Requirements. For the data below, work out how many lines contain the word "object" and supply only that number.

Records shown.
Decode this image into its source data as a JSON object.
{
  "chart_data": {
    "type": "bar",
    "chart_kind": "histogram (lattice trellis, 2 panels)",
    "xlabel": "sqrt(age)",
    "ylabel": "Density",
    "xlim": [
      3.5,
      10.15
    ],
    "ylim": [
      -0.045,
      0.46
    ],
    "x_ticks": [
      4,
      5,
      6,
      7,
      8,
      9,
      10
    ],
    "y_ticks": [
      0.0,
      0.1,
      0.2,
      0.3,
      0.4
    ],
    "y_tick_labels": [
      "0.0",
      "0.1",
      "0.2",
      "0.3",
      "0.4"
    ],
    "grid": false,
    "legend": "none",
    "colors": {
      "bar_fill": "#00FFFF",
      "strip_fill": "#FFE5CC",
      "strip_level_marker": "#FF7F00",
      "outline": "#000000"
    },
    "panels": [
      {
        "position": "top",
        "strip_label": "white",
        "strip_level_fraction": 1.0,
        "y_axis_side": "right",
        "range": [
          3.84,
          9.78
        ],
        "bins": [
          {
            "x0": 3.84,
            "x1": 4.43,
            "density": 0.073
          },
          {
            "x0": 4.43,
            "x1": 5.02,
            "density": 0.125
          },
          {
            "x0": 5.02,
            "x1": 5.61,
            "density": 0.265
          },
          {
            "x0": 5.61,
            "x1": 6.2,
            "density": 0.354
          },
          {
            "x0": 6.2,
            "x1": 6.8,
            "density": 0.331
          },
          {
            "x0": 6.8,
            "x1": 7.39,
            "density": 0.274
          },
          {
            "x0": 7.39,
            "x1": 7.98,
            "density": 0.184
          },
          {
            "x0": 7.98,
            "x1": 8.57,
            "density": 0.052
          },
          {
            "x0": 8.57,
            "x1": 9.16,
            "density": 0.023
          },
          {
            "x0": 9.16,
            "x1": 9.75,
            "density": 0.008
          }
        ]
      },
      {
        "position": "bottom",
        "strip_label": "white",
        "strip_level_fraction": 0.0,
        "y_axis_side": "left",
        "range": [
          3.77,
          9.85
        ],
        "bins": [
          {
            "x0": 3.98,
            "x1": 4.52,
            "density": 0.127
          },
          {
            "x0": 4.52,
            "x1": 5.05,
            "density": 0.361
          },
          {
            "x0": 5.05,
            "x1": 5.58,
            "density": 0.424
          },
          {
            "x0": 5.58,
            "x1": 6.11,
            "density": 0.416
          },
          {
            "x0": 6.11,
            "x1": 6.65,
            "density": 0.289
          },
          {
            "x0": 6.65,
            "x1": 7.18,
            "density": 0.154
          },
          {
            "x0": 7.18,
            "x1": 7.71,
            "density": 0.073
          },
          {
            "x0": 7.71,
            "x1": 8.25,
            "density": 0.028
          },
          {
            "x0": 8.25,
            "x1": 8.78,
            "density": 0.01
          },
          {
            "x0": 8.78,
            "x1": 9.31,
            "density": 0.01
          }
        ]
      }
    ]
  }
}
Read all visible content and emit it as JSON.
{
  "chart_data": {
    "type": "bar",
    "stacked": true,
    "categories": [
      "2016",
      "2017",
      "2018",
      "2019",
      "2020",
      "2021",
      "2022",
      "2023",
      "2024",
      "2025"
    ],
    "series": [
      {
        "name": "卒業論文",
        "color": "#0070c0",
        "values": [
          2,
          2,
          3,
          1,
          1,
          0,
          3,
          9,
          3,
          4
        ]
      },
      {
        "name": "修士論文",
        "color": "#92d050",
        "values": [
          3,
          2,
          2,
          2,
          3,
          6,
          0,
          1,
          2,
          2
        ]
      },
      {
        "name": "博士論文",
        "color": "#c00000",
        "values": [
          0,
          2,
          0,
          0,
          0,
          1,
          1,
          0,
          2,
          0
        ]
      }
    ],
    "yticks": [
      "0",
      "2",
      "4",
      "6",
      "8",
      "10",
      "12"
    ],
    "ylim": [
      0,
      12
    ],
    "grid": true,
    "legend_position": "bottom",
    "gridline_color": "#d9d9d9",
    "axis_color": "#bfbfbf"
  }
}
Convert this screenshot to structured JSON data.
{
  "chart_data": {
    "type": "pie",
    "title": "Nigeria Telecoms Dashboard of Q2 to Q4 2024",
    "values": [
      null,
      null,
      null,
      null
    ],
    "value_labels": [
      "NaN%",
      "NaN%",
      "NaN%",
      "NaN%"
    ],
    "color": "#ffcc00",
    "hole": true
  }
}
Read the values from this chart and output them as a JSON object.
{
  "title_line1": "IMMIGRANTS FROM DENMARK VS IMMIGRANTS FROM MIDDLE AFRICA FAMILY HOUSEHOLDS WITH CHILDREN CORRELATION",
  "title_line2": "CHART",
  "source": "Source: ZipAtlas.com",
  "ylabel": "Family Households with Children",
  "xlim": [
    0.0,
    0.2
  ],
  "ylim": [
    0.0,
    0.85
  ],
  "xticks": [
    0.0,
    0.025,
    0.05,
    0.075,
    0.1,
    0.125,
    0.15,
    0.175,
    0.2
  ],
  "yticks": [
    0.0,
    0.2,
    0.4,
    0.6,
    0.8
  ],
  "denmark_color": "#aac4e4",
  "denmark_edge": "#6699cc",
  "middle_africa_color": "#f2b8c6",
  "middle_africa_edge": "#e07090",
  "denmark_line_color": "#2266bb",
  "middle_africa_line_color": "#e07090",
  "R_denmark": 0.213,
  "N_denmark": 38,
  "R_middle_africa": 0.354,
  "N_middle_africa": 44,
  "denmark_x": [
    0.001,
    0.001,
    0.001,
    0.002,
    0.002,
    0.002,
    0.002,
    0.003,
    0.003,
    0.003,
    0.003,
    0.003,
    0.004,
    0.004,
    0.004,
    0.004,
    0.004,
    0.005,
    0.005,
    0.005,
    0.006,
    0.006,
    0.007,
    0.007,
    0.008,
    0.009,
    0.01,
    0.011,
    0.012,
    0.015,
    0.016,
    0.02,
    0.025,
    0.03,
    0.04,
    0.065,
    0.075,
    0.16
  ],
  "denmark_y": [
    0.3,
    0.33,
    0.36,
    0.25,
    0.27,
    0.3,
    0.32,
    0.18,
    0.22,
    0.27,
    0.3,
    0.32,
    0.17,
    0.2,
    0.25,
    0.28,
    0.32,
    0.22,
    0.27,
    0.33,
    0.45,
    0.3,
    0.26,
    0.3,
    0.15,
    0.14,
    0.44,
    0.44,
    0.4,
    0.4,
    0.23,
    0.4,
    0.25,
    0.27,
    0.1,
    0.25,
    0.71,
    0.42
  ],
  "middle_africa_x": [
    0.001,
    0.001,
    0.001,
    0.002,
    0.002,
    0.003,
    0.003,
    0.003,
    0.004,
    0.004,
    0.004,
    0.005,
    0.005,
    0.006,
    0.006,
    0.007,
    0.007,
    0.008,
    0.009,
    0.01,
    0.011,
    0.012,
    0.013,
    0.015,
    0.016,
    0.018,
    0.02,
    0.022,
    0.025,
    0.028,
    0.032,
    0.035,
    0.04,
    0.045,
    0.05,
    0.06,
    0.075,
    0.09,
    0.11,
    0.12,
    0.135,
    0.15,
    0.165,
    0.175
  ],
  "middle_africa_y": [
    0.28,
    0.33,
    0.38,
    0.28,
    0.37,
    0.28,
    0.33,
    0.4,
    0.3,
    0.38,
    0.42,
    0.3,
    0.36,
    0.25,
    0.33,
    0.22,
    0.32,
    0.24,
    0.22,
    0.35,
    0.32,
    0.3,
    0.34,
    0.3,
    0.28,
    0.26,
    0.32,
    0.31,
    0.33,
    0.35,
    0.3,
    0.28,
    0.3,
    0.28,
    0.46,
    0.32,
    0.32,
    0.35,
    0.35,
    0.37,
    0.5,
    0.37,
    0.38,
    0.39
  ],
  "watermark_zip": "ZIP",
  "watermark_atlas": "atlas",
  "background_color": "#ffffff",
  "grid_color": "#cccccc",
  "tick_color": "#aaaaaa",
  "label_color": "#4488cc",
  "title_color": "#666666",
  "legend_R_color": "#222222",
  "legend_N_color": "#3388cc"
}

Written solution. 2